▸ What you have to do:
With the pictures omitted, write out the entries that follow exactly as they stand.

###

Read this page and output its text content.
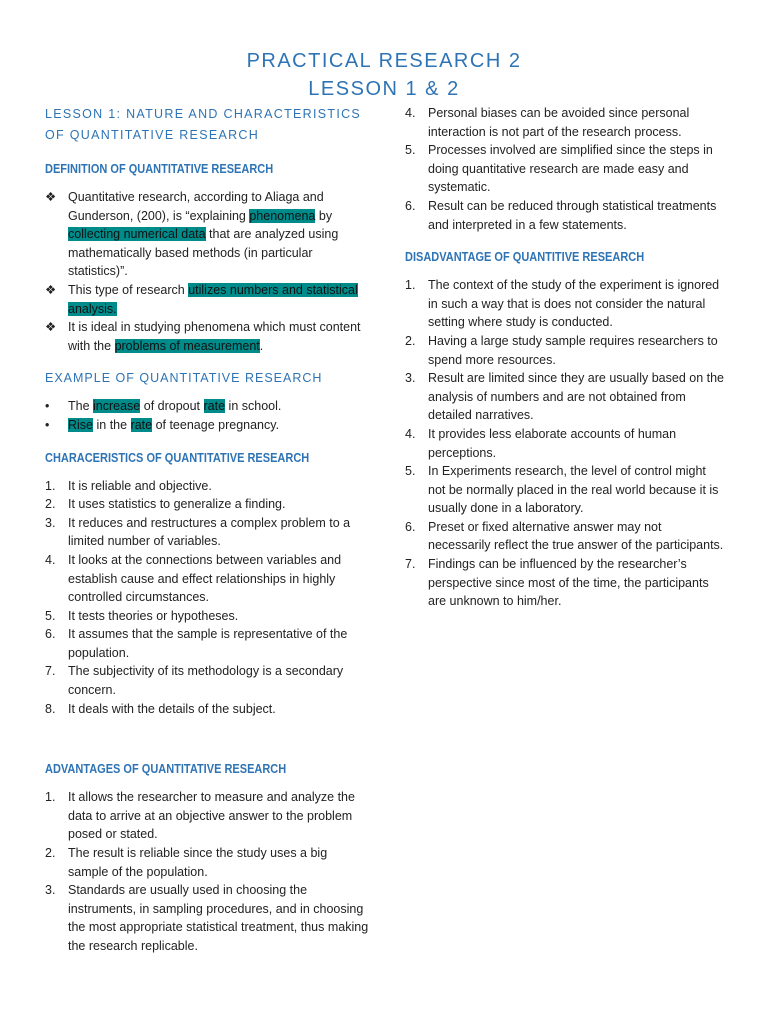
PRACTICAL RESEARCH 2
LESSON 1 & 2
LESSON 1: NATURE AND CHARACTERISTICS OF QUANTITATIVE RESEARCH
DEFINITION OF QUANTITATIVE RESEARCH
❖ Quantitative research, according to Aliaga and Gunderson, (200), is “explaining phenomena by collecting numerical data that are analyzed using mathematically based methods (in particular statistics)”.
❖ This type of research utilizes numbers and statistical analysis.
❖ It is ideal in studying phenomena which must content with the problems of measurement.
EXAMPLE OF QUANTITATIVE RESEARCH
• The increase of dropout rate in school.
• Rise in the rate of teenage pregnancy.
CHARACERISTICS OF QUANTITATIVE RESEARCH
1. It is reliable and objective.
2. It uses statistics to generalize a finding.
3. It reduces and restructures a complex problem to a limited number of variables.
4. It looks at the connections between variables and establish cause and effect relationships in highly controlled circumstances.
5. It tests theories or hypotheses.
6. It assumes that the sample is representative of the population.
7. The subjectivity of its methodology is a secondary concern.
8. It deals with the details of the subject.
ADVANTAGES OF QUANTITATIVE RESEARCH
1. It allows the researcher to measure and analyze the data to arrive at an objective answer to the problem posed or stated.
2. The result is reliable since the study uses a big sample of the population.
3. Standards are usually used in choosing the instruments, in sampling procedures, and in choosing the most appropriate statistical treatment, thus making the research replicable.
4. Personal biases can be avoided since personal interaction is not part of the research process.
5. Processes involved are simplified since the steps in doing quantitative research are made easy and systematic.
6. Result can be reduced through statistical treatments and interpreted in a few statements.
DISADVANTAGE OF QUANTITIVE RESEARCH
1. The context of the study of the experiment is ignored in such a way that is does not consider the natural setting where study is conducted.
2. Having a large study sample requires researchers to spend more resources.
3. Result are limited since they are usually based on the analysis of numbers and are not obtained from detailed narratives.
4. It provides less elaborate accounts of human perceptions.
5. In Experiments research, the level of control might not be normally placed in the real world because it is usually done in a laboratory.
6. Preset or fixed alternative answer may not necessarily reflect the true answer of the participants.
7. Findings can be influenced by the researcher’s perspective since most of the time, the participants are unknown to him/her.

###

▸ Answer:
Read this page and output its text content.
PRACTICAL RESEARCH 2
LESSON 1 & 2
LESSON 1: NATURE AND CHARACTERISTICS OF QUANTITATIVE RESEARCH
DEFINITION OF QUANTITATIVE RESEARCH
❖ Quantitative research, according to Aliaga and Gunderson, (200), is “explaining phenomena by collecting numerical data that are analyzed using mathematically based methods (in particular statistics)”.
❖ This type of research utilizes numbers and statistical analysis.
❖ It is ideal in studying phenomena which must content with the problems of measurement.
EXAMPLE OF QUANTITATIVE RESEARCH
• The increase of dropout rate in school.
• Rise in the rate of teenage pregnancy.
CHARACERISTICS OF QUANTITATIVE RESEARCH
1. It is reliable and objective.
2. It uses statistics to generalize a finding.
3. It reduces and restructures a complex problem to a limited number of variables.
4. It looks at the connections between variables and establish cause and effect relationships in highly controlled circumstances.
5. It tests theories or hypotheses.
6. It assumes that the sample is representative of the population.
7. The subjectivity of its methodology is a secondary concern.
8. It deals with the details of the subject.
ADVANTAGES OF QUANTITATIVE RESEARCH
1. It allows the researcher to measure and analyze the data to arrive at an objective answer to the problem posed or stated.
2. The result is reliable since the study uses a big sample of the population.
3. Standards are usually used in choosing the instruments, in sampling procedures, and in choosing the most appropriate statistical treatment, thus making the research replicable.
4. Personal biases can be avoided since personal interaction is not part of the research process.
5. Processes involved are simplified since the steps in doing quantitative research are made easy and systematic.
6. Result can be reduced through statistical treatments and interpreted in a few statements.
DISADVANTAGE OF QUANTITIVE RESEARCH
1. The context of the study of the experiment is ignored in such a way that is does not consider the natural setting where study is conducted.
2. Having a large study sample requires researchers to spend more resources.
3. Result are limited since they are usually based on the analysis of numbers and are not obtained from detailed narratives.
4. It provides less elaborate accounts of human perceptions.
5. In Experiments research, the level of control might not be normally placed in the real world because it is usually done in a laboratory.
6. Preset or fixed alternative answer may not necessarily reflect the true answer of the participants.
7. Findings can be influenced by the researcher’s perspective since most of the time, the participants are unknown to him/her.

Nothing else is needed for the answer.